*OBJECTIVE*: Work out the number of lines containing "sent". Answer with nothing but that number.
-- Start THE RECORDS --
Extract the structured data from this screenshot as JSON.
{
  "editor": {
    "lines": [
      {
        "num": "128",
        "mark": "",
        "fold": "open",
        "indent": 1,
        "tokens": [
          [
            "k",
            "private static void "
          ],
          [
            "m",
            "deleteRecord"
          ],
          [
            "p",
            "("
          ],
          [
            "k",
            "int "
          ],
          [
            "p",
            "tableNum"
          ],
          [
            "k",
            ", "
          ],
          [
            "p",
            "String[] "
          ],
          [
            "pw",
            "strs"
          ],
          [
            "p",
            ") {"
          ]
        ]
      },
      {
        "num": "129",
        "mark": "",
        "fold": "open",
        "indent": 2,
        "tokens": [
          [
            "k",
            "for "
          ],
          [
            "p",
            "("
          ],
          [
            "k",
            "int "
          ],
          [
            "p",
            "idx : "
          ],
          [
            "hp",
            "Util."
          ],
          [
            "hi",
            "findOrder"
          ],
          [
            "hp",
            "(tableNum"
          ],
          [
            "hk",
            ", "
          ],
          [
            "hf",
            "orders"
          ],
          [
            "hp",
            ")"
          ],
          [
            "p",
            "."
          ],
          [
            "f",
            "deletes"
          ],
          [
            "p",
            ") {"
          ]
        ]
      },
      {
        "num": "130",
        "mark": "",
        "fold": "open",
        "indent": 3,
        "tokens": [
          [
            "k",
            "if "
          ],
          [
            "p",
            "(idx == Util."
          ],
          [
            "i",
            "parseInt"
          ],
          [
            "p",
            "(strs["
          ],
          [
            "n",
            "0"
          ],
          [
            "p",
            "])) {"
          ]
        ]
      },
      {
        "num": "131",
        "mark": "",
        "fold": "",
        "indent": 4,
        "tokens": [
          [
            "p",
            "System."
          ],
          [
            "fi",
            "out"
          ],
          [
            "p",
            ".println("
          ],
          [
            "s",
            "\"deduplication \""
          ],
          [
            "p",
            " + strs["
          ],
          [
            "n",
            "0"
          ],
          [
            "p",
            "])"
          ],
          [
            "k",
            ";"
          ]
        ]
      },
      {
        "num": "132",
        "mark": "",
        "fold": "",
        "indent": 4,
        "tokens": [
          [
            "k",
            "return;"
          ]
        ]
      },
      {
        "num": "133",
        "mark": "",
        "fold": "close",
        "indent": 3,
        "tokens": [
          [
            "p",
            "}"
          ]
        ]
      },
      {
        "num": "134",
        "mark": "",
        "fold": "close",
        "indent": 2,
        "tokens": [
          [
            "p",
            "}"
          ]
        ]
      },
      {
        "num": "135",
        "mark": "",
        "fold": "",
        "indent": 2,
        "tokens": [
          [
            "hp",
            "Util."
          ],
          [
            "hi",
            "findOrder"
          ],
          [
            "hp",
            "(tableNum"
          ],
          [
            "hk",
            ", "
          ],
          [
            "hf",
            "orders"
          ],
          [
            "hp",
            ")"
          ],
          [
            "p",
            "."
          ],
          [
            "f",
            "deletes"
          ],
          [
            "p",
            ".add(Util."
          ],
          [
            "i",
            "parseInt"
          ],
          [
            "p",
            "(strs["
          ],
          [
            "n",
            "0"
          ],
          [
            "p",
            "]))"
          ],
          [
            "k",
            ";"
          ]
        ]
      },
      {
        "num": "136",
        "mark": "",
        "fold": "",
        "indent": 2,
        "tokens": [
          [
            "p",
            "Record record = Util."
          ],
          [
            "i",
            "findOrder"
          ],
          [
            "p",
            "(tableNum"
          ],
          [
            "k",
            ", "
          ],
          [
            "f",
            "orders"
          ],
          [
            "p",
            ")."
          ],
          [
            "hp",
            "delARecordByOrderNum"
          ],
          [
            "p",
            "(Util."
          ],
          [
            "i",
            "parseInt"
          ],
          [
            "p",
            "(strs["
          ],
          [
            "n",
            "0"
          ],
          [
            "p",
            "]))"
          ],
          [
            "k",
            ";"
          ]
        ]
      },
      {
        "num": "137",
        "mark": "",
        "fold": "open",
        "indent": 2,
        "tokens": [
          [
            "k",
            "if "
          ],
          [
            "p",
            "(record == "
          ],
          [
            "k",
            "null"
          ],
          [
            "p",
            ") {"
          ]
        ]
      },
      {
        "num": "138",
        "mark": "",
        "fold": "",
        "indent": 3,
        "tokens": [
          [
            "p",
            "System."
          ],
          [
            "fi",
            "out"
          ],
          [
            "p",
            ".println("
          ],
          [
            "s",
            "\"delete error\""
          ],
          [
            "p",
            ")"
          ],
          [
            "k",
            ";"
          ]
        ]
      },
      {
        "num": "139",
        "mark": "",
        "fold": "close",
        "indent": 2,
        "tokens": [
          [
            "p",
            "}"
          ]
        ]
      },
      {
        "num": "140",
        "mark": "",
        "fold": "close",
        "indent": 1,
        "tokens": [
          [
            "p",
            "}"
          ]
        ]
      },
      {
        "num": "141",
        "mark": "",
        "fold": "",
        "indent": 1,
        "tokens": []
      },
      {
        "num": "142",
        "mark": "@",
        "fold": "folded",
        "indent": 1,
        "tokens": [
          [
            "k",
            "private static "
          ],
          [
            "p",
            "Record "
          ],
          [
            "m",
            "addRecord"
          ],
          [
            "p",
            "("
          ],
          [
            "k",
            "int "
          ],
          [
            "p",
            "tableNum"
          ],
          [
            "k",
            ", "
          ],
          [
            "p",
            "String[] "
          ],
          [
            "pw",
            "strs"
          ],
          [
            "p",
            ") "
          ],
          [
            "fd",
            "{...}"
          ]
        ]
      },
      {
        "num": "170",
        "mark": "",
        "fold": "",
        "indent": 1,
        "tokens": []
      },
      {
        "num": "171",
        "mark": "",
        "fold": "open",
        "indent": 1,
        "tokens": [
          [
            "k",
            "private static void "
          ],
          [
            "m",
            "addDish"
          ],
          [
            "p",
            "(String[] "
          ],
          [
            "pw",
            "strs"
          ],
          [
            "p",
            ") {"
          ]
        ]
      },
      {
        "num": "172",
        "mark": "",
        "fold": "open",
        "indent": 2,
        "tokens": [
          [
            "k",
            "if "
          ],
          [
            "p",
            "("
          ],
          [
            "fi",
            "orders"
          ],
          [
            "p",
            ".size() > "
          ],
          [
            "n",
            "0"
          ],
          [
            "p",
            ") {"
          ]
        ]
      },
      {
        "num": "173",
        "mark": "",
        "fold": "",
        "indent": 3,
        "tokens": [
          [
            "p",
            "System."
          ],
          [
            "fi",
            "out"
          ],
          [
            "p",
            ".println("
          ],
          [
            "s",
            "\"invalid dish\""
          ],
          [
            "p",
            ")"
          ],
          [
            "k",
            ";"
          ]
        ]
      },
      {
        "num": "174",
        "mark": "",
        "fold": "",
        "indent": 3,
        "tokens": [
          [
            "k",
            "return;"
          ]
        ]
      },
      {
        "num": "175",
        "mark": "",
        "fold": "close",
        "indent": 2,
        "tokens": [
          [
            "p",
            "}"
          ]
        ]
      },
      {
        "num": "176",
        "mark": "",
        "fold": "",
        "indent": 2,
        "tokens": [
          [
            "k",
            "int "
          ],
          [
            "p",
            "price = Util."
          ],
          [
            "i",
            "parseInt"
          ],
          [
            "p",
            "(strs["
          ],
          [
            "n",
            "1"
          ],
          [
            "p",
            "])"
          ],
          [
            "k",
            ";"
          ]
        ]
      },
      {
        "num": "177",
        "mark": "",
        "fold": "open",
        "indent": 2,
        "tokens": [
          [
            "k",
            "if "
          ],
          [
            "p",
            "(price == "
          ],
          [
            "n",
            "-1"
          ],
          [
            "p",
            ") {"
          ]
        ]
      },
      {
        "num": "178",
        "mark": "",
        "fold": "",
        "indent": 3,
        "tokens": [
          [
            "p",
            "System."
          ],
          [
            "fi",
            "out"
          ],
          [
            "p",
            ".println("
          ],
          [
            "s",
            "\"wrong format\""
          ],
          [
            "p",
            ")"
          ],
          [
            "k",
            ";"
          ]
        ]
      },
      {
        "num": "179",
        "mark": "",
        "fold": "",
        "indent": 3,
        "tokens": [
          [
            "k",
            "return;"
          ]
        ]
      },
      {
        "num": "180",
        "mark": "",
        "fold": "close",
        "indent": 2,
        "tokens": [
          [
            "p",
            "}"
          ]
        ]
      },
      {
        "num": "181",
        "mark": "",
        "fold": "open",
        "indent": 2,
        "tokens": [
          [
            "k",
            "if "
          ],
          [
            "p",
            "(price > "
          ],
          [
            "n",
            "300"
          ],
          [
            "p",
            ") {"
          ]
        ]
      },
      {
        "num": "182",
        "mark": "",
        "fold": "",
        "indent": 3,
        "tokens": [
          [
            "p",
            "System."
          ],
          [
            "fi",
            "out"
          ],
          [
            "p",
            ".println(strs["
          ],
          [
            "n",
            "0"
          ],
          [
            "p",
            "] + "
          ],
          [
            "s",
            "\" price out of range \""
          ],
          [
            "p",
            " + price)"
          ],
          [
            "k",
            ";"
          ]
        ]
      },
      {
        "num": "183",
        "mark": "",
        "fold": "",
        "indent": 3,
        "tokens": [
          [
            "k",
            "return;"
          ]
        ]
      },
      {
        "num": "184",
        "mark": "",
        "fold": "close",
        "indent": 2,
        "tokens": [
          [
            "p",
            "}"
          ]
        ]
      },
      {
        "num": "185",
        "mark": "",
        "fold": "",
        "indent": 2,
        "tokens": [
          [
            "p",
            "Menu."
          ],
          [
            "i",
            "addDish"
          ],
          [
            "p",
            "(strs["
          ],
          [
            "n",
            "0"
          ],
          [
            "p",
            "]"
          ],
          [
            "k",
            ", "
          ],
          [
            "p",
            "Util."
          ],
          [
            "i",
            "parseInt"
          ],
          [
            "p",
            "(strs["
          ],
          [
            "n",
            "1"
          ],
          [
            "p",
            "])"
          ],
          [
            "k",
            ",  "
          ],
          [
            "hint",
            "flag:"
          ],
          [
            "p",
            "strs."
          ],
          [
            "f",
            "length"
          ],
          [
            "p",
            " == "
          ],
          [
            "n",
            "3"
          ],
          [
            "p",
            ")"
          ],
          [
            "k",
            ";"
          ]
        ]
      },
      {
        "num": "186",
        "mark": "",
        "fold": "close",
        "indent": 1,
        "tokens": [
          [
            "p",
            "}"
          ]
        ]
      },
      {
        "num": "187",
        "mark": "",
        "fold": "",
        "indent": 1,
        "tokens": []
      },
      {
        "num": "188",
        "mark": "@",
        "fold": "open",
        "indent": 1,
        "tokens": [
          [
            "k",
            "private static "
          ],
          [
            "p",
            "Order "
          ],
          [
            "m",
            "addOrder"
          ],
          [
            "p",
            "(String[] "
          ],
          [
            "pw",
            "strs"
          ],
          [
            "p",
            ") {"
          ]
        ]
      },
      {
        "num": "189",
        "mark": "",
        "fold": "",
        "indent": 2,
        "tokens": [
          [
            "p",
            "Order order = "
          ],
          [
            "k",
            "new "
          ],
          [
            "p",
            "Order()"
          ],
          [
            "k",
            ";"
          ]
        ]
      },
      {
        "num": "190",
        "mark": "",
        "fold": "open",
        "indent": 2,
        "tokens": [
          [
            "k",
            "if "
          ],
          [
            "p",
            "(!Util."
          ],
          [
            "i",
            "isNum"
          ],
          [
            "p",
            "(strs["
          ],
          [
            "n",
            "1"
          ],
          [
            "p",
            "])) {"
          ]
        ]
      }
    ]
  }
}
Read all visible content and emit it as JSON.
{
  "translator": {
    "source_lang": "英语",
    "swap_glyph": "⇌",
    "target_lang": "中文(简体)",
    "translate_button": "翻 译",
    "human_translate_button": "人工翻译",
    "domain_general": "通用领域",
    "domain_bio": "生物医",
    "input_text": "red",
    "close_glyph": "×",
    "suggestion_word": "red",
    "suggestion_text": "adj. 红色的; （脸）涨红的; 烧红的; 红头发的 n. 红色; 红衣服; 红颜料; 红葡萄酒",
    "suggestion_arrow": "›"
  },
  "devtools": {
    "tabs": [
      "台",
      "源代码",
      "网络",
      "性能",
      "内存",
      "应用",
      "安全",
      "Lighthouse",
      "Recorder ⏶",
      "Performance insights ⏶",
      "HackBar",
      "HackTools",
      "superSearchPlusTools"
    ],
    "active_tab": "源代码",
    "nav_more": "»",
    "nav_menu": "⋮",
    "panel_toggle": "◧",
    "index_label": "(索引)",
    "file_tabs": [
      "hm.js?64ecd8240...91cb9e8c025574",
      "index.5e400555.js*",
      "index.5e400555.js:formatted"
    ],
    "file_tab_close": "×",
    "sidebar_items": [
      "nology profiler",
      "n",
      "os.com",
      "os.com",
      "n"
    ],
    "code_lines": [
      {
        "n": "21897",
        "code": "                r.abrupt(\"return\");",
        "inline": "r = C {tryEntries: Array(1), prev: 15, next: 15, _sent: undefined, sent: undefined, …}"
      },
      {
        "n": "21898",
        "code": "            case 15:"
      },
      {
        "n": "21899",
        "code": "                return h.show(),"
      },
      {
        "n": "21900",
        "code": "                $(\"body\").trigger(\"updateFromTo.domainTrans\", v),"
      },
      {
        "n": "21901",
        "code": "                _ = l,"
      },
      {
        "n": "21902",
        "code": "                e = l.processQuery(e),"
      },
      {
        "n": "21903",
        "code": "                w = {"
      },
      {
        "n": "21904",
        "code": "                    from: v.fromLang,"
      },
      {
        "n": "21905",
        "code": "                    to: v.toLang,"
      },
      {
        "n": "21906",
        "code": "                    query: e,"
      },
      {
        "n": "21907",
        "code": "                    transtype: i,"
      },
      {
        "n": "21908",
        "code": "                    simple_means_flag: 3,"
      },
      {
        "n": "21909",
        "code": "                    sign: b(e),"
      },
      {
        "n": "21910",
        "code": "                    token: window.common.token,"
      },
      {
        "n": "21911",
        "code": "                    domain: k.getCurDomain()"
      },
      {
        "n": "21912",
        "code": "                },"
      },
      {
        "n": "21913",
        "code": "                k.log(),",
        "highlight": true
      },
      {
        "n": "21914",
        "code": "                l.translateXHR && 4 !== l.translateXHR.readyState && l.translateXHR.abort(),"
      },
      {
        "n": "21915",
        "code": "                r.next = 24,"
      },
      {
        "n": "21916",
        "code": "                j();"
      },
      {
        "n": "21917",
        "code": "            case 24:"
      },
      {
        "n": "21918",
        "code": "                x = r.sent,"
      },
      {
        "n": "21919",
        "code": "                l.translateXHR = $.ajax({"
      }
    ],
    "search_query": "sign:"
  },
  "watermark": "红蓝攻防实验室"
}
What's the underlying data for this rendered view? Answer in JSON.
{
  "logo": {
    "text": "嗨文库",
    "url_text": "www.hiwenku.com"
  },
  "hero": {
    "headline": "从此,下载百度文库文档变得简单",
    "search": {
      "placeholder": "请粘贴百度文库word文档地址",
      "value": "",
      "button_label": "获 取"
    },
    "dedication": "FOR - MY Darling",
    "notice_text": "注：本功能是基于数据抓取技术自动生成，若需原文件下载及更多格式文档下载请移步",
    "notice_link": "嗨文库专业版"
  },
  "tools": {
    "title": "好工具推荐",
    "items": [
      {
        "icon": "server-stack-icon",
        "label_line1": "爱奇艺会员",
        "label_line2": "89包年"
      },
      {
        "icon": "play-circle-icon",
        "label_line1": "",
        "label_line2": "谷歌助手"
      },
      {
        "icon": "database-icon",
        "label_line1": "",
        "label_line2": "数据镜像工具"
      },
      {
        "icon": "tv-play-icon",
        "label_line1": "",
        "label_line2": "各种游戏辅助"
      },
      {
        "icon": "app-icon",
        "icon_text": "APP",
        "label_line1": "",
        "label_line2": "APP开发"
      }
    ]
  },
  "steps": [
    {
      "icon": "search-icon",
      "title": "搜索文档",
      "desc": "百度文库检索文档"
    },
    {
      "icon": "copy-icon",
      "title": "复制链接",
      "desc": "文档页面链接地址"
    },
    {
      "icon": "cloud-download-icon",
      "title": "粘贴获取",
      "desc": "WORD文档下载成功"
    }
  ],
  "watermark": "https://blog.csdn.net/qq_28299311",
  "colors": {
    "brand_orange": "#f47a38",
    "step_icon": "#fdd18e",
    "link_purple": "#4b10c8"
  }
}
-- End THE RECORDS --
*RESPONSE BELOW*: 2